■ **Exercise aim**
Report all lines from the entries below in which "atas" appears.
────────────────────────────────────────
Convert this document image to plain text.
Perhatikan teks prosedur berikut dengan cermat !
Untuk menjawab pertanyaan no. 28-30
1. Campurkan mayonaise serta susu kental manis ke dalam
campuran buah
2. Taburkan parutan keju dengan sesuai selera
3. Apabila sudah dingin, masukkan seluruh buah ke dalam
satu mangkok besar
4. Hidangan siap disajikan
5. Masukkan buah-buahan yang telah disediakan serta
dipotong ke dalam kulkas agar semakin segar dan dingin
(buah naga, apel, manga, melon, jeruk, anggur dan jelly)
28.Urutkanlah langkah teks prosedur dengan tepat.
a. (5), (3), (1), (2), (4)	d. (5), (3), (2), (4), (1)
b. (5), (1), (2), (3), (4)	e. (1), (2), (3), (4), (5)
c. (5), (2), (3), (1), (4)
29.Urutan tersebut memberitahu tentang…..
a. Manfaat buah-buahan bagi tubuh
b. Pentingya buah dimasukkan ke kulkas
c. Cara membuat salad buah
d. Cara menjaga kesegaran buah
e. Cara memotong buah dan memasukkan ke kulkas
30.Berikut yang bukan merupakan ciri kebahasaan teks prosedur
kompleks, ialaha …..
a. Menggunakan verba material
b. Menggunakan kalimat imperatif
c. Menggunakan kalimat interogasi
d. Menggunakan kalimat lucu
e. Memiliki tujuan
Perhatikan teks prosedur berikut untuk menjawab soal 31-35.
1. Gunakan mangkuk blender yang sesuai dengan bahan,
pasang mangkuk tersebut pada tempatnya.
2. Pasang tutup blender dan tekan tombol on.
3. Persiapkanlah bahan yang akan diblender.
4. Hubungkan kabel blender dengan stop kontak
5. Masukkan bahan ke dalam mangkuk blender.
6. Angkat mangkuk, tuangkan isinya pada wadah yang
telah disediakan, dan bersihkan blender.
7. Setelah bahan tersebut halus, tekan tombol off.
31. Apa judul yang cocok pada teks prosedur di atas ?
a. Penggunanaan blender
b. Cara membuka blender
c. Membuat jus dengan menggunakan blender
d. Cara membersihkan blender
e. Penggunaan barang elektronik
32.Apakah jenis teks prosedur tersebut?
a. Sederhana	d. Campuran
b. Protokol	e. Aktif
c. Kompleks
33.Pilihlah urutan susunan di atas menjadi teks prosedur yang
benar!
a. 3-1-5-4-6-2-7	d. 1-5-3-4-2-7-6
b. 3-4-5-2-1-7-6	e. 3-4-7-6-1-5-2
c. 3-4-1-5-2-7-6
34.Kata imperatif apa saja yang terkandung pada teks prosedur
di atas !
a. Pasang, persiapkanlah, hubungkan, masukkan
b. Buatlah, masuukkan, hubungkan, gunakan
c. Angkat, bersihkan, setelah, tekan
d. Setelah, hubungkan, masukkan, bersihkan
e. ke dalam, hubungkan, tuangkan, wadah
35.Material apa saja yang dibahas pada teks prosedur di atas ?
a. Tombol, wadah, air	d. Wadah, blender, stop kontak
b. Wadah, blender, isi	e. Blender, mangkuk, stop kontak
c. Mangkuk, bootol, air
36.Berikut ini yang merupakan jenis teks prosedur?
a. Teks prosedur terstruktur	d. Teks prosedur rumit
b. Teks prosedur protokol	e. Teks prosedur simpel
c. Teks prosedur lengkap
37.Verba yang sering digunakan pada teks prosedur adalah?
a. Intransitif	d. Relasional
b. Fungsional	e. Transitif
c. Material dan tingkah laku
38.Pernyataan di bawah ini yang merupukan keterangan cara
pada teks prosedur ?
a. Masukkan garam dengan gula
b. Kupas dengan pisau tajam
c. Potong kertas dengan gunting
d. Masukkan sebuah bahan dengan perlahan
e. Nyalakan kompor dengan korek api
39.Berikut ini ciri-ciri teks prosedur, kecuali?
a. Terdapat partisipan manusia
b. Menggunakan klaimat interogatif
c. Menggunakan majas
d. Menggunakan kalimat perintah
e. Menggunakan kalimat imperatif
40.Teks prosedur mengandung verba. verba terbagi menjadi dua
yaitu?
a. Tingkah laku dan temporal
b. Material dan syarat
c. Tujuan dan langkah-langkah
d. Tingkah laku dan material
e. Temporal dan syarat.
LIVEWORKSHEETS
────────────────────────────────────────
■ **Reply**
31. Apa judul yang cocok pada teks prosedur di atas ?
33.Pilihlah urutan susunan di atas menjadi teks prosedur yang
di atas !
35.Material apa saja yang dibahas pada teks prosedur di atas ?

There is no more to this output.